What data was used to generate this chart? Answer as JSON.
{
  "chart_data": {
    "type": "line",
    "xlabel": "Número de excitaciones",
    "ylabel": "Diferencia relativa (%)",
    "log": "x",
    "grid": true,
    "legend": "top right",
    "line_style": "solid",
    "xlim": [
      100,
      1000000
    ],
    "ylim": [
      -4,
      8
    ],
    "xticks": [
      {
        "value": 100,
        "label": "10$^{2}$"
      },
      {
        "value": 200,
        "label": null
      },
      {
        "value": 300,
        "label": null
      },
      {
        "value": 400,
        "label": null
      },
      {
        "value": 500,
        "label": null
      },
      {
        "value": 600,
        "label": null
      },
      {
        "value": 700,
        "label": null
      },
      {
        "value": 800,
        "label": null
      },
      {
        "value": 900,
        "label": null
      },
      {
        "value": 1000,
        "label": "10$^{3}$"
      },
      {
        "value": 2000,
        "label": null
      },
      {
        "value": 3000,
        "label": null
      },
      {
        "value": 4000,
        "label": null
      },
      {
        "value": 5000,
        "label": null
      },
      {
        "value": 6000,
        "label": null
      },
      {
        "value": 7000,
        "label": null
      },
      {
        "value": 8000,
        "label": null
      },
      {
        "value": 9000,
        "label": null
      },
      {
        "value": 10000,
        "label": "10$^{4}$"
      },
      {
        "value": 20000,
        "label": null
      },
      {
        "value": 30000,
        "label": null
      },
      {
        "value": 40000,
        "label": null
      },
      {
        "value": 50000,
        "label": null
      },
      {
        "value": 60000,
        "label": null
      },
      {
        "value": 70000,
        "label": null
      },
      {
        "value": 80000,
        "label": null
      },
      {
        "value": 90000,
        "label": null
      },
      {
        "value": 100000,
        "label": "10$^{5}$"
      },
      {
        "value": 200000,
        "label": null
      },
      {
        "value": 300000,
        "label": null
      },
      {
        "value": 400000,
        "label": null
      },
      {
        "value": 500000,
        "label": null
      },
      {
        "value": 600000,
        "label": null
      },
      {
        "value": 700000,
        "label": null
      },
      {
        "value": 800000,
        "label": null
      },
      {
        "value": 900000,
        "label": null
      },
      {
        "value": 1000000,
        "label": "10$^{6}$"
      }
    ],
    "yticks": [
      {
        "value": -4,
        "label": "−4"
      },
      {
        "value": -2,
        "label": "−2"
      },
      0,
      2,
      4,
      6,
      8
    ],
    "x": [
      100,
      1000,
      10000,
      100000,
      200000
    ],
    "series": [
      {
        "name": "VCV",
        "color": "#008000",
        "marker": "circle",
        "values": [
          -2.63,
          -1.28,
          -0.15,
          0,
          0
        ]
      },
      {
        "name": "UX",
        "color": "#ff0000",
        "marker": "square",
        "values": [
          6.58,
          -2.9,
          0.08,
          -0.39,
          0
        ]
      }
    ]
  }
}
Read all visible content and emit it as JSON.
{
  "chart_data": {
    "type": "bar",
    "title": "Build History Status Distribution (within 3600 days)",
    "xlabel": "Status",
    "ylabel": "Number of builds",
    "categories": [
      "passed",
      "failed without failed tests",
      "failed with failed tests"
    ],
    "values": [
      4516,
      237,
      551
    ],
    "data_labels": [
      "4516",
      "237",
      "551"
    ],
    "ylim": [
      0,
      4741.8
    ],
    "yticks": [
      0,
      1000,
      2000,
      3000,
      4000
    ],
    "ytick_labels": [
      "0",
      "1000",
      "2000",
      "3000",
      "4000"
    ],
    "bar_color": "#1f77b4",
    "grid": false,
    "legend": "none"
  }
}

━━━━━━━━━━━━━━━━━━━━

Output all of the data again. Match it exactly.

== Output for this exercise ==
What data was used to generate this chart? Answer as JSON.
{
  "chart_data": {
    "type": "line",
    "xlabel": "Número de excitaciones",
    "ylabel": "Diferencia relativa (%)",
    "log": "x",
    "grid": true,
    "legend": "top right",
    "line_style": "solid",
    "xlim": [
      100,
      1000000
    ],
    "ylim": [
      -4,
      8
    ],
    "xticks": [
      {
        "value": 100,
        "label": "10$^{2}$"
      },
      {
        "value": 200,
        "label": null
      },
      {
        "value": 300,
        "label": null
      },
      {
        "value": 400,
        "label": null
      },
      {
        "value": 500,
        "label": null
      },
      {
        "value": 600,
        "label": null
      },
      {
        "value": 700,
        "label": null
      },
      {
        "value": 800,
        "label": null
      },
      {
        "value": 900,
        "label": null
      },
      {
        "value": 1000,
        "label": "10$^{3}$"
      },
      {
        "value": 2000,
        "label": null
      },
      {
        "value": 3000,
        "label": null
      },
      {
        "value": 4000,
        "label": null
      },
      {
        "value": 5000,
        "label": null
      },
      {
        "value": 6000,
        "label": null
      },
      {
        "value": 7000,
        "label": null
      },
      {
        "value": 8000,
        "label": null
      },
      {
        "value": 9000,
        "label": null
      },
      {
        "value": 10000,
        "label": "10$^{4}$"
      },
      {
        "value": 20000,
        "label": null
      },
      {
        "value": 30000,
        "label": null
      },
      {
        "value": 40000,
        "label": null
      },
      {
        "value": 50000,
        "label": null
      },
      {
        "value": 60000,
        "label": null
      },
      {
        "value": 70000,
        "label": null
      },
      {
        "value": 80000,
        "label": null
      },
      {
        "value": 90000,
        "label": null
      },
      {
        "value": 100000,
        "label": "10$^{5}$"
      },
      {
        "value": 200000,
        "label": null
      },
      {
        "value": 300000,
        "label": null
      },
      {
        "value": 400000,
        "label": null
      },
      {
        "value": 500000,
        "label": null
      },
      {
        "value": 600000,
        "label": null
      },
      {
        "value": 700000,
        "label": null
      },
      {
        "value": 800000,
        "label": null
      },
      {
        "value": 900000,
        "label": null
      },
      {
        "value": 1000000,
        "label": "10$^{6}$"
      }
    ],
    "yticks": [
      {
        "value": -4,
        "label": "−4"
      },
      {
        "value": -2,
        "label": "−2"
      },
      0,
      2,
      4,
      6,
      8
    ],
    "x": [
      100,
      1000,
      10000,
      100000,
      200000
    ],
    "series": [
      {
        "name": "VCV",
        "color": "#008000",
        "marker": "circle",
        "values": [
          -2.63,
          -1.28,
          -0.15,
          0,
          0
        ]
      },
      {
        "name": "UX",
        "color": "#ff0000",
        "marker": "square",
        "values": [
          6.58,
          -2.9,
          0.08,
          -0.39,
          0
        ]
      }
    ]
  }
}
Read all visible content and emit it as JSON.
{
  "chart_data": {
    "type": "bar",
    "title": "Build History Status Distribution (within 3600 days)",
    "xlabel": "Status",
    "ylabel": "Number of builds",
    "categories": [
      "passed",
      "failed without failed tests",
      "failed with failed tests"
    ],
    "values": [
      4516,
      237,
      551
    ],
    "data_labels": [
      "4516",
      "237",
      "551"
    ],
    "ylim": [
      0,
      4741.8
    ],
    "yticks": [
      0,
      1000,
      2000,
      3000,
      4000
    ],
    "ytick_labels": [
      "0",
      "1000",
      "2000",
      "3000",
      "4000"
    ],
    "bar_color": "#1f77b4",
    "grid": false,
    "legend": "none"
  }
}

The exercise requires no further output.